> [WHAT IS EXPECTED]: Look through the data below. Show each line where the string "сети" occurs.

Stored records
-- START --
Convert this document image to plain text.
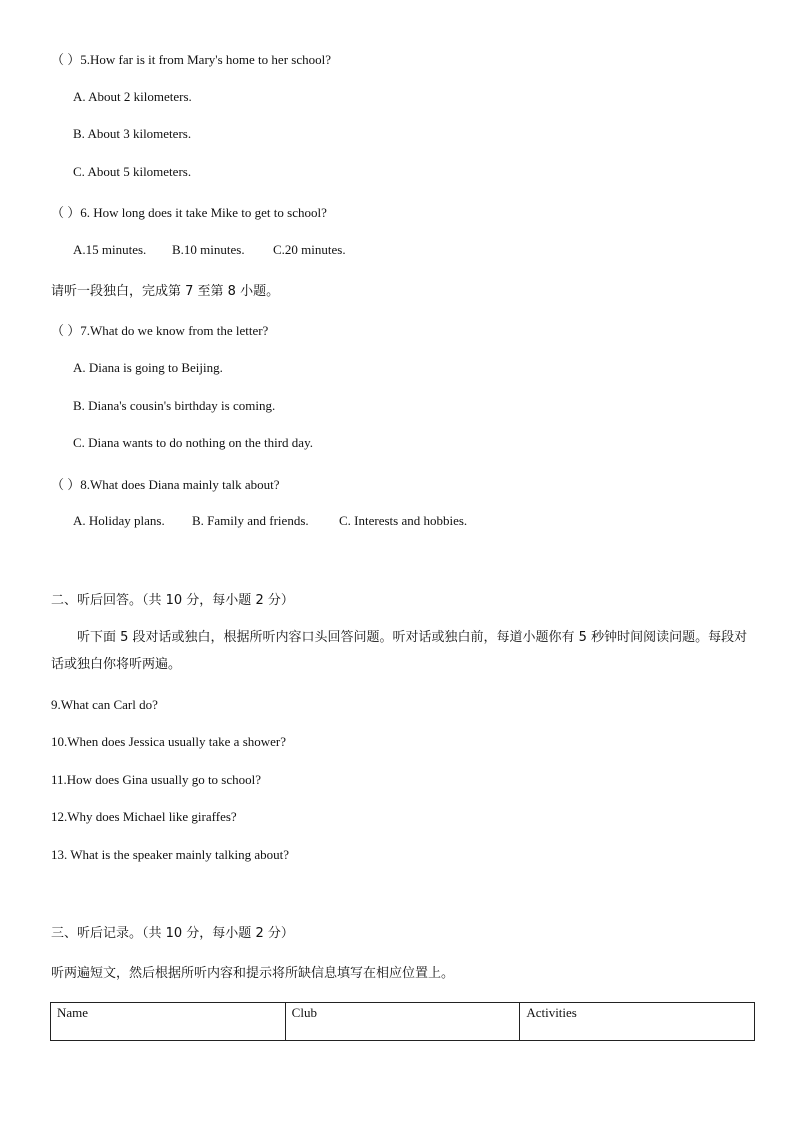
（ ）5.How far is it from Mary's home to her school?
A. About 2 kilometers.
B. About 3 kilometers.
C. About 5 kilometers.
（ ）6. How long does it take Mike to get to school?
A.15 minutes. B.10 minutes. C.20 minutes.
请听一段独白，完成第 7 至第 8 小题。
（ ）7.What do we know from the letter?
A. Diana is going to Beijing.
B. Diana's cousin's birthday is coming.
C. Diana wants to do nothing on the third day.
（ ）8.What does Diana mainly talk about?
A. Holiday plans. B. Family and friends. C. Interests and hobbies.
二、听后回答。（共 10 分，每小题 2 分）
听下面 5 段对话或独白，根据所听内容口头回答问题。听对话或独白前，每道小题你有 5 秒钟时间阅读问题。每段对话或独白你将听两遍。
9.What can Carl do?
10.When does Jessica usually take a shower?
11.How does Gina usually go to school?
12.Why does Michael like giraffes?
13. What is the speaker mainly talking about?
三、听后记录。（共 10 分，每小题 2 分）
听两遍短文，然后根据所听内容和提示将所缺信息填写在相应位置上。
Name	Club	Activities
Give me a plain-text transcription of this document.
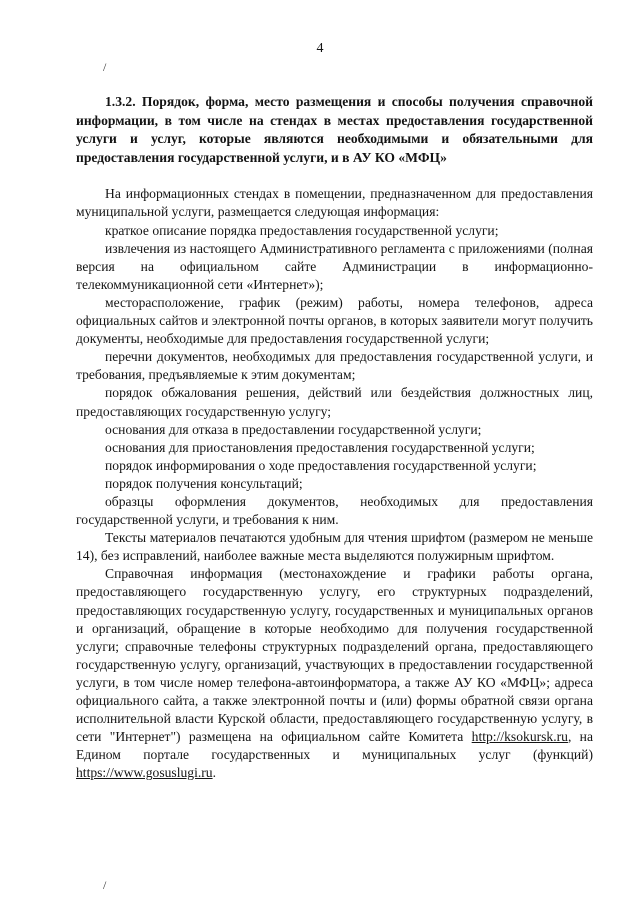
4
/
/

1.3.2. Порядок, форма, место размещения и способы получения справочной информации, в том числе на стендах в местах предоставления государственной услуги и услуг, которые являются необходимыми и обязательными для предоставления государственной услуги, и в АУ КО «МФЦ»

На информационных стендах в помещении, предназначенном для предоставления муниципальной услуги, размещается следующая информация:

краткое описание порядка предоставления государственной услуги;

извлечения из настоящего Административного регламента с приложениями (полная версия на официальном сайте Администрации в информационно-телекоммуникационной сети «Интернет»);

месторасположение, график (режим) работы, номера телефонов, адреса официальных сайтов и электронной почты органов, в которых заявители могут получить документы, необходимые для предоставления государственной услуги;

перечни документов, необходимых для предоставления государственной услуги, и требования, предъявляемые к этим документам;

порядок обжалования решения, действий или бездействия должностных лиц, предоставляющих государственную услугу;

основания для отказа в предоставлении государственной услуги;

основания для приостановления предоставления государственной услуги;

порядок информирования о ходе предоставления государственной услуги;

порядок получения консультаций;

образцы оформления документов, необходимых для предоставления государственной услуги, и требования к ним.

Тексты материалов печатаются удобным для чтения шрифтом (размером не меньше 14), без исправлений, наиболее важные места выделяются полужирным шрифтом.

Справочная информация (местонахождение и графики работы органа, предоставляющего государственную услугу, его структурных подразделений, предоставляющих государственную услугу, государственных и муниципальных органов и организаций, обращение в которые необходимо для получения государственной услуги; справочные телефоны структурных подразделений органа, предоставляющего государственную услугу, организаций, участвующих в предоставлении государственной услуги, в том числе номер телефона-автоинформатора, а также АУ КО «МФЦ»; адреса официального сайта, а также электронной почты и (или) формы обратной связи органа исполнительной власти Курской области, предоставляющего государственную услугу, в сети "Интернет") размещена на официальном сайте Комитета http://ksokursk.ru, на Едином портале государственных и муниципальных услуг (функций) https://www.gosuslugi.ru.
-- END --
> [ANSWER IN FULL]:
извлечения из настоящего Административного регламента с приложениями (полная версия на официальном сайте Администрации в информационно-телекоммуникационной сети «Интернет»);
Справочная информация (местонахождение и графики работы органа, предоставляющего государственную услугу, его структурных подразделений, предоставляющих государственную услугу, государственных и муниципальных органов и организаций, обращение в которые необходимо для получения государственной услуги; справочные телефоны структурных подразделений органа, предоставляющего государственную услугу, организаций, участвующих в предоставлении государственной услуги, в том числе номер телефона-автоинформатора, а также АУ КО «МФЦ»; адреса официального сайта, а также электронной почты и (или) формы обратной связи органа исполнительной власти Курской области, предоставляющего государственную услугу, в сети "Интернет") размещена на официальном сайте Комитета http://ksokursk.ru, на Едином портале государственных и муниципальных услуг (функций) https://www.gosuslugi.ru.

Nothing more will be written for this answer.